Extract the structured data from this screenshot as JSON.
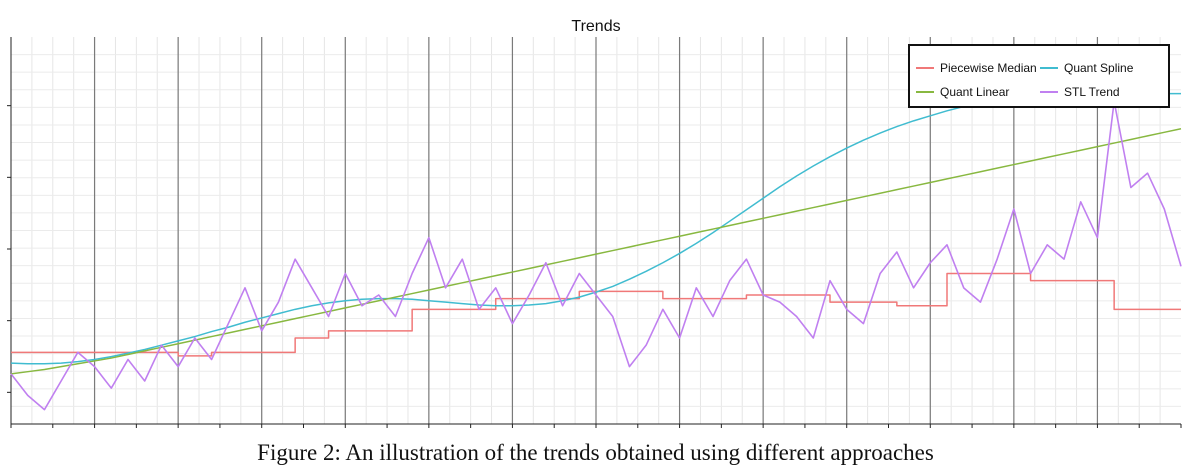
{
  "caption": "Figure 2: An illustration of the trends obtained using different approaches",
  "chart_data": {
    "type": "line",
    "title": "Trends",
    "xlabel": "",
    "ylabel": "",
    "x": [
      0,
      2,
      4,
      6,
      8,
      10,
      12,
      14,
      16,
      18,
      20,
      22,
      24,
      26,
      28,
      30,
      32,
      34,
      36,
      38,
      40,
      42,
      44,
      46,
      48,
      50,
      52,
      54,
      56,
      58,
      60,
      62,
      64,
      66,
      68,
      70,
      72,
      74,
      76,
      78,
      80,
      82,
      84,
      86,
      88,
      90,
      92,
      94,
      96,
      98,
      100,
      102,
      104,
      106,
      108,
      110,
      112,
      114,
      116,
      118,
      120,
      122,
      124,
      126,
      128,
      130,
      132,
      134,
      136,
      138,
      140
    ],
    "xlim": [
      0,
      140
    ],
    "ylim": [
      0,
      540
    ],
    "grid": true,
    "legend": "top-right",
    "series": [
      {
        "name": "Piecewise Median",
        "color": "#f07878",
        "values": [
          100,
          100,
          100,
          100,
          100,
          100,
          100,
          100,
          100,
          100,
          95,
          95,
          100,
          100,
          100,
          100,
          100,
          120,
          120,
          130,
          130,
          130,
          130,
          130,
          160,
          160,
          160,
          160,
          160,
          175,
          175,
          175,
          175,
          175,
          185,
          185,
          185,
          185,
          185,
          175,
          175,
          175,
          175,
          175,
          180,
          180,
          180,
          180,
          180,
          170,
          170,
          170,
          170,
          165,
          165,
          165,
          210,
          210,
          210,
          210,
          210,
          200,
          200,
          200,
          200,
          200,
          160,
          160,
          160,
          160,
          160
        ]
      },
      {
        "name": "Quant Spline",
        "color": "#40bcd0",
        "values": [
          85,
          84,
          84,
          85,
          87,
          90,
          94,
          99,
          104,
          110,
          116,
          122,
          129,
          135,
          142,
          148,
          154,
          160,
          165,
          169,
          172,
          174,
          175,
          175,
          174,
          172,
          170,
          168,
          166,
          165,
          165,
          166,
          168,
          172,
          177,
          184,
          192,
          202,
          213,
          225,
          238,
          252,
          267,
          283,
          299,
          315,
          331,
          346,
          360,
          373,
          385,
          396,
          406,
          415,
          423,
          430,
          437,
          443,
          448,
          452,
          455,
          457,
          458,
          459,
          460,
          461,
          461,
          461,
          461,
          461,
          461
        ]
      },
      {
        "name": "Quant Linear",
        "color": "#88b840",
        "values": [
          70,
          73,
          76,
          80,
          84,
          88,
          92,
          97,
          102,
          107,
          112,
          117,
          122,
          127,
          132,
          137,
          142,
          147,
          152,
          157,
          162,
          167,
          172,
          177,
          182,
          187,
          192,
          197,
          202,
          207,
          212,
          217,
          222,
          227,
          232,
          237,
          242,
          247,
          252,
          257,
          262,
          267,
          272,
          277,
          282,
          287,
          292,
          297,
          302,
          307,
          312,
          317,
          322,
          327,
          332,
          337,
          342,
          347,
          352,
          357,
          362,
          367,
          372,
          377,
          382,
          387,
          392,
          397,
          402,
          407,
          412
        ]
      },
      {
        "name": "STL Trend",
        "color": "#c080f0",
        "values": [
          70,
          40,
          20,
          60,
          100,
          80,
          50,
          90,
          60,
          110,
          80,
          120,
          90,
          140,
          190,
          130,
          170,
          230,
          190,
          150,
          210,
          165,
          180,
          150,
          210,
          260,
          190,
          230,
          160,
          190,
          140,
          180,
          225,
          165,
          210,
          180,
          150,
          80,
          110,
          160,
          120,
          190,
          150,
          200,
          230,
          180,
          170,
          150,
          120,
          200,
          160,
          140,
          210,
          240,
          190,
          225,
          250,
          190,
          170,
          230,
          300,
          210,
          250,
          230,
          310,
          260,
          450,
          330,
          350,
          300,
          220
        ]
      }
    ]
  },
  "legend_items": [
    "Piecewise Median",
    "Quant Spline",
    "Quant Linear",
    "STL Trend"
  ]
}
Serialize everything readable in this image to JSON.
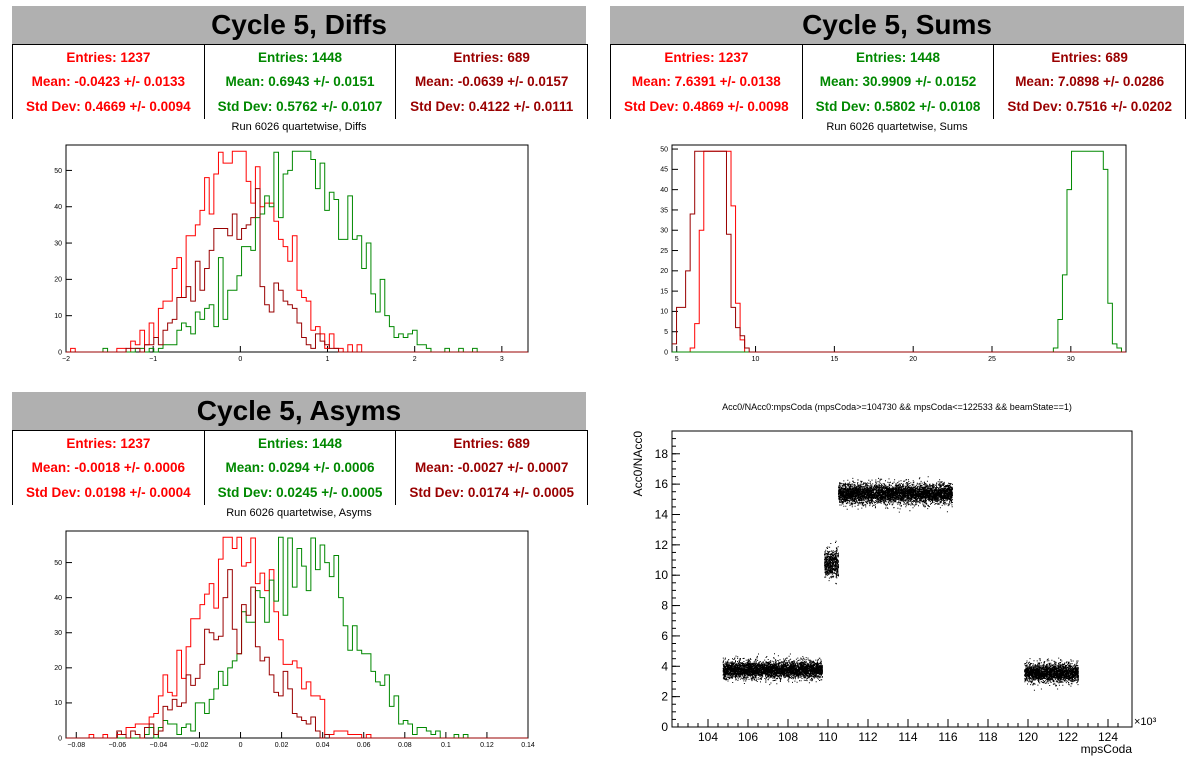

§ **Work required**
Omit every image. Quote each record exactly.

§ **Worked solution**
Extract the structured data from this screenshot as JSON.
{
  "caption": "Figure 2: An illustration of the trends obtained using different approaches",
  "chart_data": {
    "type": "line",
    "title": "Trends",
    "xlabel": "",
    "ylabel": "",
    "x": [
      0,
      2,
      4,
      6,
      8,
      10,
      12,
      14,
      16,
      18,
      20,
      22,
      24,
      26,
      28,
      30,
      32,
      34,
      36,
      38,
      40,
      42,
      44,
      46,
      48,
      50,
      52,
      54,
      56,
      58,
      60,
      62,
      64,
      66,
      68,
      70,
      72,
      74,
      76,
      78,
      80,
      82,
      84,
      86,
      88,
      90,
      92,
      94,
      96,
      98,
      100,
      102,
      104,
      106,
      108,
      110,
      112,
      114,
      116,
      118,
      120,
      122,
      124,
      126,
      128,
      130,
      132,
      134,
      136,
      138,
      140
    ],
    "xlim": [
      0,
      140
    ],
    "ylim": [
      0,
      540
    ],
    "grid": true,
    "legend": "top-right",
    "series": [
      {
        "name": "Piecewise Median",
        "color": "#f07878",
        "values": [
          100,
          100,
          100,
          100,
          100,
          100,
          100,
          100,
          100,
          100,
          95,
          95,
          100,
          100,
          100,
          100,
          100,
          120,
          120,
          130,
          130,
          130,
          130,
          130,
          160,
          160,
          160,
          160,
          160,
          175,
          175,
          175,
          175,
          175,
          185,
          185,
          185,
          185,
          185,
          175,
          175,
          175,
          175,
          175,
          180,
          180,
          180,
          180,
          180,
          170,
          170,
          170,
          170,
          165,
          165,
          165,
          210,
          210,
          210,
          210,
          210,
          200,
          200,
          200,
          200,
          200,
          160,
          160,
          160,
          160,
          160
        ]
      },
      {
        "name": "Quant Spline",
        "color": "#40bcd0",
        "values": [
          85,
          84,
          84,
          85,
          87,
          90,
          94,
          99,
          104,
          110,
          116,
          122,
          129,
          135,
          142,
          148,
          154,
          160,
          165,
          169,
          172,
          174,
          175,
          175,
          174,
          172,
          170,
          168,
          166,
          165,
          165,
          166,
          168,
          172,
          177,
          184,
          192,
          202,
          213,
          225,
          238,
          252,
          267,
          283,
          299,
          315,
          331,
          346,
          360,
          373,
          385,
          396,
          406,
          415,
          423,
          430,
          437,
          443,
          448,
          452,
          455,
          457,
          458,
          459,
          460,
          461,
          461,
          461,
          461,
          461,
          461
        ]
      },
      {
        "name": "Quant Linear",
        "color": "#88b840",
        "values": [
          70,
          73,
          76,
          80,
          84,
          88,
          92,
          97,
          102,
          107,
          112,
          117,
          122,
          127,
          132,
          137,
          142,
          147,
          152,
          157,
          162,
          167,
          172,
          177,
          182,
          187,
          192,
          197,
          202,
          207,
          212,
          217,
          222,
          227,
          232,
          237,
          242,
          247,
          252,
          257,
          262,
          267,
          272,
          277,
          282,
          287,
          292,
          297,
          302,
          307,
          312,
          317,
          322,
          327,
          332,
          337,
          342,
          347,
          352,
          357,
          362,
          367,
          372,
          377,
          382,
          387,
          392,
          397,
          402,
          407,
          412
        ]
      },
      {
        "name": "STL Trend",
        "color": "#c080f0",
        "values": [
          70,
          40,
          20,
          60,
          100,
          80,
          50,
          90,
          60,
          110,
          80,
          120,
          90,
          140,
          190,
          130,
          170,
          230,
          190,
          150,
          210,
          165,
          180,
          150,
          210,
          260,
          190,
          230,
          160,
          190,
          140,
          180,
          225,
          165,
          210,
          180,
          150,
          80,
          110,
          160,
          120,
          190,
          150,
          200,
          230,
          180,
          170,
          150,
          120,
          200,
          160,
          140,
          210,
          240,
          190,
          225,
          250,
          190,
          170,
          230,
          300,
          210,
          250,
          230,
          310,
          260,
          450,
          330,
          350,
          300,
          220
        ]
      }
    ]
  },
  "legend_items": [
    "Piecewise Median",
    "Quant Spline",
    "Quant Linear",
    "STL Trend"
  ]
}
Serialize everything readable in this image to JSON.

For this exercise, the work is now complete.